Source data
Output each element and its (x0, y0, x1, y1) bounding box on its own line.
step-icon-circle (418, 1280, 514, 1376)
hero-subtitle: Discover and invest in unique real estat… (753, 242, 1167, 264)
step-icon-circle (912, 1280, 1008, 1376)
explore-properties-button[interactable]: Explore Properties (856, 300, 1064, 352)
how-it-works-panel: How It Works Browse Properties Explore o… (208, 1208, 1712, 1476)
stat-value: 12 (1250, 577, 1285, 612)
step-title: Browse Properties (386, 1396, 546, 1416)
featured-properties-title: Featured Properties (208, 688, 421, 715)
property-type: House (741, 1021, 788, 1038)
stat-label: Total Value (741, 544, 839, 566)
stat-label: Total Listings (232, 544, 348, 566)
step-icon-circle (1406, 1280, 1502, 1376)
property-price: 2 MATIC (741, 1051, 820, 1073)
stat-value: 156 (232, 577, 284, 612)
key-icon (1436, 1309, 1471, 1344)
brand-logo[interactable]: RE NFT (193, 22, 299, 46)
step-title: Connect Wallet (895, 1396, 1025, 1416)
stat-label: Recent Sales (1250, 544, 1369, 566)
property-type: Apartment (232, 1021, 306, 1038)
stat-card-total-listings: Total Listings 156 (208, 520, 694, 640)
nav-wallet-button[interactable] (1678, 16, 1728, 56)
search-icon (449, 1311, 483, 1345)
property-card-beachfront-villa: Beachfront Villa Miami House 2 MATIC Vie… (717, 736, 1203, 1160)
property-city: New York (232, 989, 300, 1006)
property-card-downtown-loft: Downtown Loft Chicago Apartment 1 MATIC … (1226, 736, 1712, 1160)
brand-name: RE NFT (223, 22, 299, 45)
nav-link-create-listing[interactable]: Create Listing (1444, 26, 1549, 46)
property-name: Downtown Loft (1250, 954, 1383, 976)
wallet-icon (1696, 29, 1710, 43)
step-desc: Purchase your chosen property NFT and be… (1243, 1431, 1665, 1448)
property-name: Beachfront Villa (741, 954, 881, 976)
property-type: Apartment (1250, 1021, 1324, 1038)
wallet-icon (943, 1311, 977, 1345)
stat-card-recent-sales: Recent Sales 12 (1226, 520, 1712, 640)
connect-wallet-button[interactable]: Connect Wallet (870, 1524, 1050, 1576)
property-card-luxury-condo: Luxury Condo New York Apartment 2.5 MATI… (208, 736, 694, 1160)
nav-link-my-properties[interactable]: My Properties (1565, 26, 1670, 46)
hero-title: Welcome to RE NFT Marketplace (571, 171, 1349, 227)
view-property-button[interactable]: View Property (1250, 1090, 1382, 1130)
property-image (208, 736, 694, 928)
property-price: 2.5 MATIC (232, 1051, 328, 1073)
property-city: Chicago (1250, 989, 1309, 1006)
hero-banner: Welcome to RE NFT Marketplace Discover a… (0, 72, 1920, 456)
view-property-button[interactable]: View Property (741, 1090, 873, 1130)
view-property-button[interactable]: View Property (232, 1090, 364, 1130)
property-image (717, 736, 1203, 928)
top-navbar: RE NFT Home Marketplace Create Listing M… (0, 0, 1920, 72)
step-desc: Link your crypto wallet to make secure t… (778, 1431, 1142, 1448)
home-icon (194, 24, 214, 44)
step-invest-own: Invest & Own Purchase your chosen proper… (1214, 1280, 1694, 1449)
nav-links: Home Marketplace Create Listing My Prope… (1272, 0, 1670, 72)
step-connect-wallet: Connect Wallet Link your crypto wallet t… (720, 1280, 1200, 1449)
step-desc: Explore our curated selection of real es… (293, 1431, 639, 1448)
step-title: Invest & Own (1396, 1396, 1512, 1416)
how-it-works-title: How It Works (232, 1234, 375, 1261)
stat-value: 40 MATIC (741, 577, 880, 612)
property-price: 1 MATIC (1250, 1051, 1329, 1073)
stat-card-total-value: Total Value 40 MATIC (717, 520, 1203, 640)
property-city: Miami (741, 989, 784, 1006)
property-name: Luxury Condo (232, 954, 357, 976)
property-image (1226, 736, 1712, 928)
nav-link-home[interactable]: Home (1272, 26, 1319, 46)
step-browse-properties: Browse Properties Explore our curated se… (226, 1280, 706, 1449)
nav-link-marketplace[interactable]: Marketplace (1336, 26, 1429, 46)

Aim of the exercise
Reproduce every row above verbatim, preserving each line unchanged and in its original order.

Result of this exercise
Output each element and its (x0, y0, x1, y1) bounding box on its own line.
step-icon-circle (418, 1280, 514, 1376)
hero-subtitle: Discover and invest in unique real estat… (753, 242, 1167, 264)
step-icon-circle (912, 1280, 1008, 1376)
explore-properties-button[interactable]: Explore Properties (856, 300, 1064, 352)
how-it-works-panel: How It Works Browse Properties Explore o… (208, 1208, 1712, 1476)
stat-value: 12 (1250, 577, 1285, 612)
step-title: Browse Properties (386, 1396, 546, 1416)
featured-properties-title: Featured Properties (208, 688, 421, 715)
property-type: House (741, 1021, 788, 1038)
stat-label: Total Value (741, 544, 839, 566)
stat-label: Total Listings (232, 544, 348, 566)
step-icon-circle (1406, 1280, 1502, 1376)
property-price: 2 MATIC (741, 1051, 820, 1073)
stat-value: 156 (232, 577, 284, 612)
key-icon (1436, 1309, 1471, 1344)
brand-logo[interactable]: RE NFT (193, 22, 299, 46)
step-title: Connect Wallet (895, 1396, 1025, 1416)
stat-label: Recent Sales (1250, 544, 1369, 566)
property-type: Apartment (232, 1021, 306, 1038)
stat-card-total-listings: Total Listings 156 (208, 520, 694, 640)
nav-wallet-button[interactable] (1678, 16, 1728, 56)
search-icon (449, 1311, 483, 1345)
property-card-beachfront-villa: Beachfront Villa Miami House 2 MATIC Vie… (717, 736, 1203, 1160)
property-city: New York (232, 989, 300, 1006)
property-card-downtown-loft: Downtown Loft Chicago Apartment 1 MATIC … (1226, 736, 1712, 1160)
brand-name: RE NFT (223, 22, 299, 45)
nav-link-create-listing[interactable]: Create Listing (1444, 26, 1549, 46)
property-name: Downtown Loft (1250, 954, 1383, 976)
wallet-icon (1696, 29, 1710, 43)
step-desc: Purchase your chosen property NFT and be… (1243, 1431, 1665, 1448)
property-name: Beachfront Villa (741, 954, 881, 976)
property-type: Apartment (1250, 1021, 1324, 1038)
wallet-icon (943, 1311, 977, 1345)
stat-card-recent-sales: Recent Sales 12 (1226, 520, 1712, 640)
connect-wallet-button[interactable]: Connect Wallet (870, 1524, 1050, 1576)
property-card-luxury-condo: Luxury Condo New York Apartment 2.5 MATI… (208, 736, 694, 1160)
nav-link-my-properties[interactable]: My Properties (1565, 26, 1670, 46)
hero-title: Welcome to RE NFT Marketplace (571, 171, 1349, 227)
view-property-button[interactable]: View Property (1250, 1090, 1382, 1130)
property-image (208, 736, 694, 928)
property-price: 2.5 MATIC (232, 1051, 328, 1073)
property-city: Chicago (1250, 989, 1309, 1006)
hero-banner: Welcome to RE NFT Marketplace Discover a… (0, 72, 1920, 456)
view-property-button[interactable]: View Property (741, 1090, 873, 1130)
view-property-button[interactable]: View Property (232, 1090, 364, 1130)
property-image (717, 736, 1203, 928)
top-navbar: RE NFT Home Marketplace Create Listing M… (0, 0, 1920, 72)
step-desc: Link your crypto wallet to make secure t… (778, 1431, 1142, 1448)
home-icon (194, 24, 214, 44)
step-invest-own: Invest & Own Purchase your chosen proper… (1214, 1280, 1694, 1449)
nav-links: Home Marketplace Create Listing My Prope… (1272, 0, 1670, 72)
step-connect-wallet: Connect Wallet Link your crypto wallet t… (720, 1280, 1200, 1449)
step-desc: Explore our curated selection of real es… (293, 1431, 639, 1448)
step-title: Invest & Own (1396, 1396, 1512, 1416)
how-it-works-title: How It Works (232, 1234, 375, 1261)
stat-value: 40 MATIC (741, 577, 880, 612)
property-price: 1 MATIC (1250, 1051, 1329, 1073)
stat-card-total-value: Total Value 40 MATIC (717, 520, 1203, 640)
property-city: Miami (741, 989, 784, 1006)
property-name: Luxury Condo (232, 954, 357, 976)
property-image (1226, 736, 1712, 928)
nav-link-home[interactable]: Home (1272, 26, 1319, 46)
step-browse-properties: Browse Properties Explore our curated se… (226, 1280, 706, 1449)
nav-link-marketplace[interactable]: Marketplace (1336, 26, 1429, 46)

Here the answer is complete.